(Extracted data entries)
....

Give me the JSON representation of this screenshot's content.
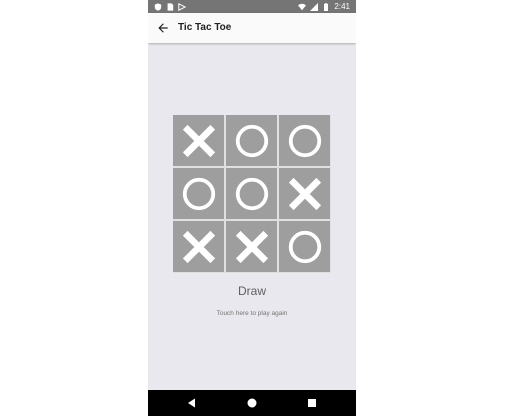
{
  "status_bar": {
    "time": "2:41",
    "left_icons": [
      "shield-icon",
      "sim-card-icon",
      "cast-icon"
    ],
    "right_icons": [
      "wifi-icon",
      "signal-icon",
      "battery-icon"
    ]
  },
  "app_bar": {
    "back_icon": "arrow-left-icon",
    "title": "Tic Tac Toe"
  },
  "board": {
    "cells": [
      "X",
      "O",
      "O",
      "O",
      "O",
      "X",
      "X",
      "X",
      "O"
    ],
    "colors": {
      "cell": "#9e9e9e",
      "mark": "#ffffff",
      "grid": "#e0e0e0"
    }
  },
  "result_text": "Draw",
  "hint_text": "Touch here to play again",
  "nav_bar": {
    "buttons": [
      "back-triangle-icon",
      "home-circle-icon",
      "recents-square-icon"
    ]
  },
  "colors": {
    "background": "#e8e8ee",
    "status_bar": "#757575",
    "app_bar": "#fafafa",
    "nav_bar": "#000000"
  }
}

....

The exercise
Extract the entries in full, exactly as they are, minus the pictures.

Final result
Give me the JSON representation of this screenshot's content.
{
  "status_bar": {
    "time": "2:41",
    "left_icons": [
      "shield-icon",
      "sim-card-icon",
      "cast-icon"
    ],
    "right_icons": [
      "wifi-icon",
      "signal-icon",
      "battery-icon"
    ]
  },
  "app_bar": {
    "back_icon": "arrow-left-icon",
    "title": "Tic Tac Toe"
  },
  "board": {
    "cells": [
      "X",
      "O",
      "O",
      "O",
      "O",
      "X",
      "X",
      "X",
      "O"
    ],
    "colors": {
      "cell": "#9e9e9e",
      "mark": "#ffffff",
      "grid": "#e0e0e0"
    }
  },
  "result_text": "Draw",
  "hint_text": "Touch here to play again",
  "nav_bar": {
    "buttons": [
      "back-triangle-icon",
      "home-circle-icon",
      "recents-square-icon"
    ]
  },
  "colors": {
    "background": "#e8e8ee",
    "status_bar": "#757575",
    "app_bar": "#fafafa",
    "nav_bar": "#000000"
  }
}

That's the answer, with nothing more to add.